— BEGIN ENTRIES PROVIDED —
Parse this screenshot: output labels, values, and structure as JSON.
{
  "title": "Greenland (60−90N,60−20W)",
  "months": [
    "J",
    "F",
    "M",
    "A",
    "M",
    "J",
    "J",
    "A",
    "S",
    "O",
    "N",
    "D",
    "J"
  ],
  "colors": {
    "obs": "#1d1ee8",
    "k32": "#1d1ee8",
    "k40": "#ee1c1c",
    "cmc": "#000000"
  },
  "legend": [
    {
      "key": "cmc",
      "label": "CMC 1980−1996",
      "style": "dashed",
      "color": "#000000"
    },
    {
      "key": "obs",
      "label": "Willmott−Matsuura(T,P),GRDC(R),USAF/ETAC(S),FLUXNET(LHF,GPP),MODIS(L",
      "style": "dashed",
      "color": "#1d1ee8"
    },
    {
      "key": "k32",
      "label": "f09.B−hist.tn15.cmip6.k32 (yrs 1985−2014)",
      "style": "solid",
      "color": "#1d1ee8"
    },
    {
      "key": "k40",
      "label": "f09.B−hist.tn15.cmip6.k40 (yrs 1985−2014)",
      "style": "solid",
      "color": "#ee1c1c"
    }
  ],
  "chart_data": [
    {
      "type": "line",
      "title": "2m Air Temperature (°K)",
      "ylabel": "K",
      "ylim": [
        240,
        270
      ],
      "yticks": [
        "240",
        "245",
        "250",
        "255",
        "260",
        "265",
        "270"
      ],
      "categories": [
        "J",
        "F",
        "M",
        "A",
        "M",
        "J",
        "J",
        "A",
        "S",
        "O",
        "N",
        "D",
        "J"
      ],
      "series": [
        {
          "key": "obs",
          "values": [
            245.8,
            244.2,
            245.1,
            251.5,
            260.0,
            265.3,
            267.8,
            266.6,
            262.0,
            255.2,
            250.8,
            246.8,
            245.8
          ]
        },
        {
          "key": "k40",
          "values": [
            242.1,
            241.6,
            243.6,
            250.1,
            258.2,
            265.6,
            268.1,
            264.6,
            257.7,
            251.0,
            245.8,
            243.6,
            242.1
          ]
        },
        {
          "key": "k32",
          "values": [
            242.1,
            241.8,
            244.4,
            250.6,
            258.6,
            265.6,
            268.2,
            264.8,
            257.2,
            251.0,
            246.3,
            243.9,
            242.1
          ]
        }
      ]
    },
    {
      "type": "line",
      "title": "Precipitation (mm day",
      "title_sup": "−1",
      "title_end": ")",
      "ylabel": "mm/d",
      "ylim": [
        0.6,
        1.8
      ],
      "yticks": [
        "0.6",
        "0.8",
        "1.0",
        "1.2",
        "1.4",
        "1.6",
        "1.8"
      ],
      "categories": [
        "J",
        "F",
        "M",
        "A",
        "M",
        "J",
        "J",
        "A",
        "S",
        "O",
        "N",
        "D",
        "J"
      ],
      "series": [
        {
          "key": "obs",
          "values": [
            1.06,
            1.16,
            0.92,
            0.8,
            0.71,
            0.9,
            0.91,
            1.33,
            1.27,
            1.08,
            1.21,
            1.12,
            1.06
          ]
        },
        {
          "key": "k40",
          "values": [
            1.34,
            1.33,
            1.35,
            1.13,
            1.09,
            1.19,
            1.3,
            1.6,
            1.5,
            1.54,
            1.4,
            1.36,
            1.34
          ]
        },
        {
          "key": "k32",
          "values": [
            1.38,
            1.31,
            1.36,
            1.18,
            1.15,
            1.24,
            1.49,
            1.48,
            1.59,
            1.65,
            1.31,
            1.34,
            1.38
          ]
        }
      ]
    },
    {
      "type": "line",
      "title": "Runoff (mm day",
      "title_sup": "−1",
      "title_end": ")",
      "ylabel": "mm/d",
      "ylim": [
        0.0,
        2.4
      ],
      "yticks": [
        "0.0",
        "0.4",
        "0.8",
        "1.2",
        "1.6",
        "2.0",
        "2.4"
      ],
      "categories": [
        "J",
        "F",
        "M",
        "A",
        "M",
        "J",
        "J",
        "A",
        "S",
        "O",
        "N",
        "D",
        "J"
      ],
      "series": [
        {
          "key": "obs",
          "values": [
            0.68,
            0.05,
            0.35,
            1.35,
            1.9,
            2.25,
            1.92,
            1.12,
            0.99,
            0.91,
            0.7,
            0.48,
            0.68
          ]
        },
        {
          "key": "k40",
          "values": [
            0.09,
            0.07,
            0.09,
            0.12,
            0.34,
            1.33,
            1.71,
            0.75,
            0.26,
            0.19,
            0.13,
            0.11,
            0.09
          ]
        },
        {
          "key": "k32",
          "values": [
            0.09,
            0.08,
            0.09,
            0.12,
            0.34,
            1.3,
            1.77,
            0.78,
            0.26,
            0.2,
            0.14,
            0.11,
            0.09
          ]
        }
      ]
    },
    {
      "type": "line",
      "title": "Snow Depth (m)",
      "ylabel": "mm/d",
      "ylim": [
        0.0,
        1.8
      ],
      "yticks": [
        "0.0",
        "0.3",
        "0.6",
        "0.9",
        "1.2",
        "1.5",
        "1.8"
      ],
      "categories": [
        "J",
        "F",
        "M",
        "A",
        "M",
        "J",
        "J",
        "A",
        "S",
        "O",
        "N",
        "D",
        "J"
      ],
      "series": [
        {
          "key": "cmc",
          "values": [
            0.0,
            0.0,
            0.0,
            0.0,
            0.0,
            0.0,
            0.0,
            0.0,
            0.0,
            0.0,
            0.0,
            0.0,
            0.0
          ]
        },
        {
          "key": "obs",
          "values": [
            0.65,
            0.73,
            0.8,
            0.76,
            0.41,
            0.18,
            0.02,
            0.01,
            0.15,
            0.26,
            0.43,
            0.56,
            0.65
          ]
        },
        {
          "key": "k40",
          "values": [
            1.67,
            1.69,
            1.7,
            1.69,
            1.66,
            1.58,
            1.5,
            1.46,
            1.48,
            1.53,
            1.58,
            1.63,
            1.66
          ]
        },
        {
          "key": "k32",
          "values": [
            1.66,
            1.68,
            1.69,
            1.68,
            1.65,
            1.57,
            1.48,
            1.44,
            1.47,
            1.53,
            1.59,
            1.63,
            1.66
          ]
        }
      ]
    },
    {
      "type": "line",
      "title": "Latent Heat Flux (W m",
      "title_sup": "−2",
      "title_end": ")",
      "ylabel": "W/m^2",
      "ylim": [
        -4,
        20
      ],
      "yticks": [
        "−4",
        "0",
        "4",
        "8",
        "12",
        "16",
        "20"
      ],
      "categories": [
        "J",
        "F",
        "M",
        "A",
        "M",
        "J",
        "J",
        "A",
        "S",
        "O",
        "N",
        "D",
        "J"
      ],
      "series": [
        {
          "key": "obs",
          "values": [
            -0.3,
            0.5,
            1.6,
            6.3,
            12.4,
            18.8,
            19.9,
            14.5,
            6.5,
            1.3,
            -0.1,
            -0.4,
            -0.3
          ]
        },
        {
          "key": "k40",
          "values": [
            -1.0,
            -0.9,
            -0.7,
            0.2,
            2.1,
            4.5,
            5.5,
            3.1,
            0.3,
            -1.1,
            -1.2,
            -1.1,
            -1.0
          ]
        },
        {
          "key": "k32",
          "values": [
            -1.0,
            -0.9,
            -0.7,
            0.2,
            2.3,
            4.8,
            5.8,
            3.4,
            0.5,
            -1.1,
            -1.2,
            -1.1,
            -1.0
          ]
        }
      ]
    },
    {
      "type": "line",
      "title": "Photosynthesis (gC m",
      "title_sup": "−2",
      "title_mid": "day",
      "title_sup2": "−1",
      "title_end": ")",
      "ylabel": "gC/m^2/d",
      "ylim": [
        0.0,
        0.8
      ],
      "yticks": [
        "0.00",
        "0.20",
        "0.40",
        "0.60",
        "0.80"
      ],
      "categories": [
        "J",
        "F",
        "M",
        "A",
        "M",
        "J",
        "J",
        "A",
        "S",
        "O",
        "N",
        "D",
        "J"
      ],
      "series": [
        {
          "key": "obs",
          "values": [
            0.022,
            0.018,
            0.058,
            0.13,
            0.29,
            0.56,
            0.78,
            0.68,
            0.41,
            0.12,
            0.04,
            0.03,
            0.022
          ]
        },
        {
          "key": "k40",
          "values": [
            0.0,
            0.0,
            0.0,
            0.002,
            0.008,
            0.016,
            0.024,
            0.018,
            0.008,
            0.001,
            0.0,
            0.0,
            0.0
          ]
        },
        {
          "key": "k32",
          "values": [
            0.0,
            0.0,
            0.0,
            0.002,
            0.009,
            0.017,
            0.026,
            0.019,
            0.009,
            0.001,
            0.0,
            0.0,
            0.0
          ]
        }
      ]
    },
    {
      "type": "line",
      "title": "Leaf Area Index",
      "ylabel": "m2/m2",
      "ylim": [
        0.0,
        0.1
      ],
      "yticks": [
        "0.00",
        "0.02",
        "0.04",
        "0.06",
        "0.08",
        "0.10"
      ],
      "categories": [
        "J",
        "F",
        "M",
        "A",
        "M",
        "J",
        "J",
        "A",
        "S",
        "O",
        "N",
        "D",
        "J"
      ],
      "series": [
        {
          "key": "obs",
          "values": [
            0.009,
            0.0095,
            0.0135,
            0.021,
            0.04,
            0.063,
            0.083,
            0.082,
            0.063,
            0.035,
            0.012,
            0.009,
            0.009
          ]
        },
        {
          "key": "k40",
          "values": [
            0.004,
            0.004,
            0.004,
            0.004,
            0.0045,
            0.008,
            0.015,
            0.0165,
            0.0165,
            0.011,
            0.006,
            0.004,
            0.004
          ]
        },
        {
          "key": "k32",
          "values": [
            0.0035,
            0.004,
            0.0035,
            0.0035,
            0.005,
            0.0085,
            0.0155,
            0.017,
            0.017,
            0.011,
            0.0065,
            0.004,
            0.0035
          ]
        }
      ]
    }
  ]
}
— END ENTRIES PROVIDED —
CHALLENGE. From the data above, copy out every line with the string "hist" in it.

EXERCISE OUTPUT.
      "label": "f09.B−hist.tn15.cmip6.k32 (yrs 1985−2014)",
      "label": "f09.B−hist.tn15.cmip6.k40 (yrs 1985−2014)",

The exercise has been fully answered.